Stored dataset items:

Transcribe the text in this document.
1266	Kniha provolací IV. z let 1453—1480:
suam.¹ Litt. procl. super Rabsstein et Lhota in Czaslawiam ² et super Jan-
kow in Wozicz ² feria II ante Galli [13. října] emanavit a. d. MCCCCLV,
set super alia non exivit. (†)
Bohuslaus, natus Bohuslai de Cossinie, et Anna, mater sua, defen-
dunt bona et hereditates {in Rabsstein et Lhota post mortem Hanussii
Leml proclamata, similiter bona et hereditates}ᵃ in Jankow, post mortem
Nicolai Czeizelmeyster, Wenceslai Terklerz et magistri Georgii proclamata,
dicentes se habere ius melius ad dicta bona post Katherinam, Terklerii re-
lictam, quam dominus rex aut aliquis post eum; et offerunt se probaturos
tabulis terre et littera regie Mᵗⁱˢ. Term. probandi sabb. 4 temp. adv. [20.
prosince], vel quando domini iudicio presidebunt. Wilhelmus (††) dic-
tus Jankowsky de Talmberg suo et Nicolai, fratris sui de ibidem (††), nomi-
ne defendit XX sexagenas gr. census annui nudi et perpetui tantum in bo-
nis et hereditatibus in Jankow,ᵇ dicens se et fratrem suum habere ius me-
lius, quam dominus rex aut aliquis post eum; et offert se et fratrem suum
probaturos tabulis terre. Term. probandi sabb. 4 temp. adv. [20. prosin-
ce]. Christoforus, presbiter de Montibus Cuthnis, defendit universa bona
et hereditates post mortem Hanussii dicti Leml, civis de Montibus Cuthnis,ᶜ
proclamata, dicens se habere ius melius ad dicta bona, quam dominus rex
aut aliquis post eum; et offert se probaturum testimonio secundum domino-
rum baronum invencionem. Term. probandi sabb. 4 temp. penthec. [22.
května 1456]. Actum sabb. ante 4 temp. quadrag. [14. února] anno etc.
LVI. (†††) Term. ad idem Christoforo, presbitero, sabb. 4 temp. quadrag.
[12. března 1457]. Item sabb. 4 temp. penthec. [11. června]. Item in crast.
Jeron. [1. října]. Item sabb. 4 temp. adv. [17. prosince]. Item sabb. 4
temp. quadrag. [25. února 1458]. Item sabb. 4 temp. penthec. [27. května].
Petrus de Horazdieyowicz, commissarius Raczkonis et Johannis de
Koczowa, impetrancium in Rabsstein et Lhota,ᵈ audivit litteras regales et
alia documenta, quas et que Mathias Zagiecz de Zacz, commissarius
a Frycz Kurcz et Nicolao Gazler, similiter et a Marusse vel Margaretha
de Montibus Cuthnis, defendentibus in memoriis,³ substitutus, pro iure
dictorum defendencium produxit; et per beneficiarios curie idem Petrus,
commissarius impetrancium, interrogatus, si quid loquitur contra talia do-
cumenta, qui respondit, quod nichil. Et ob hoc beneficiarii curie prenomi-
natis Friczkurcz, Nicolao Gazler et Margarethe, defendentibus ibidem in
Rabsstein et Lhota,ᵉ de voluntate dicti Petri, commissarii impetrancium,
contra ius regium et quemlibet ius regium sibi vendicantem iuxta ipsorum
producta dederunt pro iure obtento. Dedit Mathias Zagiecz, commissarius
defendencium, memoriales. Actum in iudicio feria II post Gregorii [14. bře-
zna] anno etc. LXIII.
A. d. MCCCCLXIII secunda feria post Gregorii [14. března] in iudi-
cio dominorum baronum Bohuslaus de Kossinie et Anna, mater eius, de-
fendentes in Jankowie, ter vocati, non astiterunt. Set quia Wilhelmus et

▶ [Task goal]: Check each line of these records for the string "baronum" and state only how many lines have it.

▶ [Final result]: 2